What needs to be done> Scan the lines below for the word "fill". Copy each line you find it in.

Entries shown>
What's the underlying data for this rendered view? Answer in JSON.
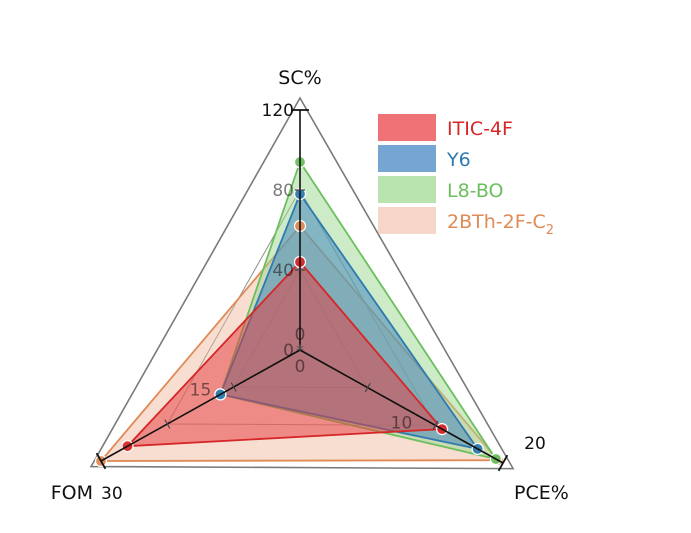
{
  "chart_data": {
    "type": "radar",
    "axes": [
      {
        "key": "SC",
        "label": "SC%",
        "max": 120,
        "ticks": [
          "0",
          "40",
          "80",
          "120"
        ]
      },
      {
        "key": "PCE",
        "label": "PCE%",
        "max": 20,
        "ticks": [
          "0",
          "10",
          "20"
        ]
      },
      {
        "key": "FOM",
        "label": "FOM",
        "max": 30,
        "ticks": [
          "0",
          "15",
          "30"
        ]
      }
    ],
    "series": [
      {
        "name": "ITIC-4F",
        "color": "#d62728",
        "fill": "#e8383c",
        "values": {
          "SC": 44,
          "PCE": 14,
          "FOM": 26
        }
      },
      {
        "name": "Y6",
        "color": "#2f7ab0",
        "fill": "#3a7fc0",
        "values": {
          "SC": 78,
          "PCE": 17.5,
          "FOM": 12
        }
      },
      {
        "name": "L8-BO",
        "color": "#6cbf5e",
        "fill": "#9bd88f",
        "values": {
          "SC": 94,
          "PCE": 19.3,
          "FOM": 12
        }
      },
      {
        "name": "2BTh-2F-C",
        "name_sub": "2",
        "color": "#e08a55",
        "fill": "#eeb59a",
        "values": {
          "SC": 62,
          "PCE": 19.5,
          "FOM": 30
        }
      }
    ]
  }
}
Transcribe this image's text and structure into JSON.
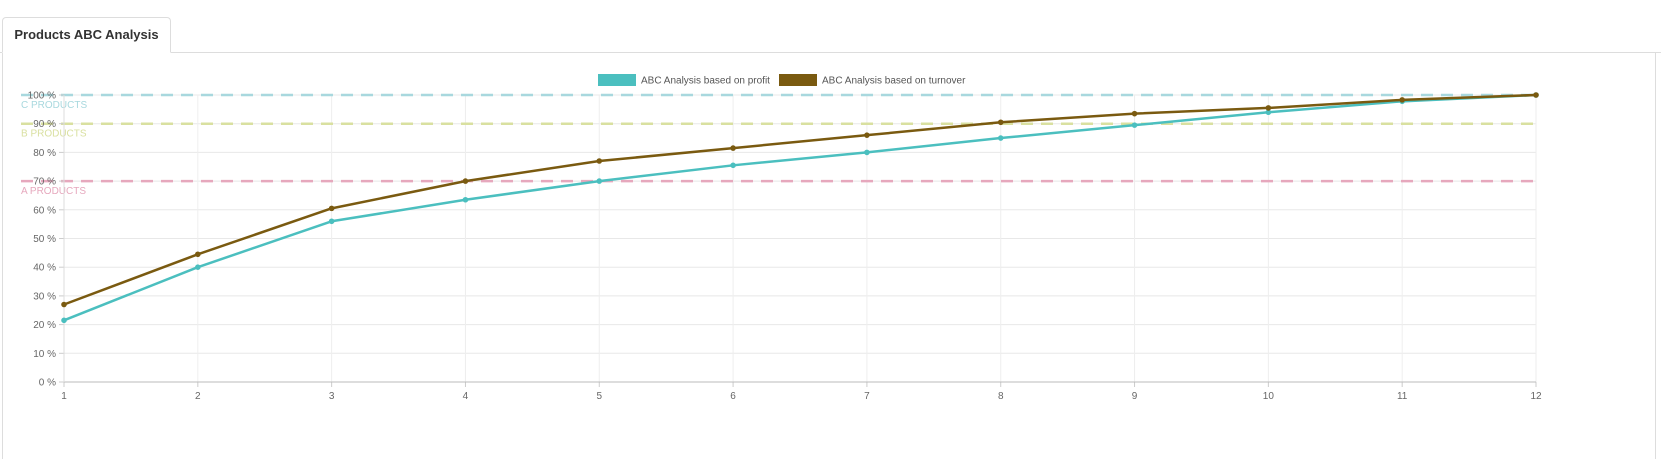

Reply>
        "fill": "#e8383c",
        "fill": "#3a7fc0",
        "fill": "#9bd88f",
        "fill": "#eeb59a",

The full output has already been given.